### Task statement
Find the string "xlabel" in the data, then copy every line where it is found.

[Entries from a visual dataset]
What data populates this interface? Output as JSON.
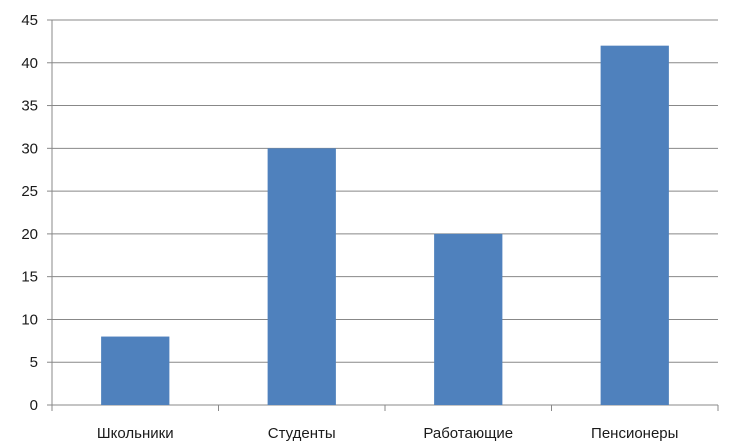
{
  "chart_data": {
    "type": "bar",
    "title": "",
    "xlabel": "",
    "ylabel": "",
    "categories": [
      "Школьники",
      "Студенты",
      "Работающие",
      "Пенсионеры"
    ],
    "values": [
      8,
      30,
      20,
      42
    ],
    "ylim": [
      0,
      45
    ],
    "yticks": [
      0,
      5,
      10,
      15,
      20,
      25,
      30,
      35,
      40,
      45
    ],
    "grid": true,
    "legend": "none",
    "colors": {
      "bar": "#4f81bd",
      "grid": "#888888",
      "axis": "#888888"
    }
  }
}
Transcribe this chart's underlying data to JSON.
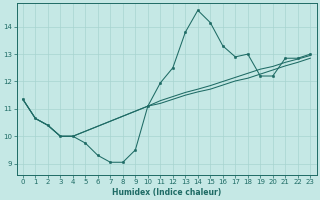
{
  "xlabel": "Humidex (Indice chaleur)",
  "bg_color": "#c5e8e5",
  "grid_color": "#a8d4d0",
  "line_color": "#1e6b65",
  "xlim": [
    -0.5,
    23.5
  ],
  "ylim": [
    8.6,
    14.85
  ],
  "xticks": [
    0,
    1,
    2,
    3,
    4,
    5,
    6,
    7,
    8,
    9,
    10,
    11,
    12,
    13,
    14,
    15,
    16,
    17,
    18,
    19,
    20,
    21,
    22,
    23
  ],
  "yticks": [
    9,
    10,
    11,
    12,
    13,
    14
  ],
  "curve_x": [
    0,
    1,
    2,
    3,
    4,
    5,
    6,
    7,
    8,
    9,
    10,
    11,
    12,
    13,
    14,
    15,
    16,
    17,
    18,
    19,
    20,
    21,
    22,
    23
  ],
  "curve_y": [
    11.35,
    10.65,
    10.4,
    10.0,
    10.0,
    9.75,
    9.3,
    9.05,
    9.05,
    9.5,
    11.1,
    11.95,
    12.5,
    13.8,
    14.6,
    14.15,
    13.3,
    12.9,
    13.0,
    12.2,
    12.2,
    12.85,
    12.85,
    13.0
  ],
  "diag1_x": [
    0,
    1,
    2,
    3,
    4,
    10,
    11,
    12,
    13,
    14,
    15,
    16,
    17,
    18,
    19,
    20,
    21,
    22,
    23
  ],
  "diag1_y": [
    11.35,
    10.65,
    10.4,
    10.0,
    10.0,
    11.1,
    11.3,
    11.45,
    11.6,
    11.72,
    11.85,
    12.0,
    12.15,
    12.3,
    12.45,
    12.55,
    12.7,
    12.82,
    12.95
  ],
  "diag2_x": [
    0,
    1,
    2,
    3,
    4,
    10,
    11,
    12,
    13,
    14,
    15,
    16,
    17,
    18,
    19,
    20,
    21,
    22,
    23
  ],
  "diag2_y": [
    11.35,
    10.65,
    10.4,
    10.0,
    10.0,
    11.1,
    11.2,
    11.35,
    11.5,
    11.62,
    11.72,
    11.87,
    12.02,
    12.12,
    12.27,
    12.42,
    12.57,
    12.7,
    12.85
  ]
}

### Expected answer
    "xlabel": "",
  "xlabel": "Humidex (Indice chaleur)",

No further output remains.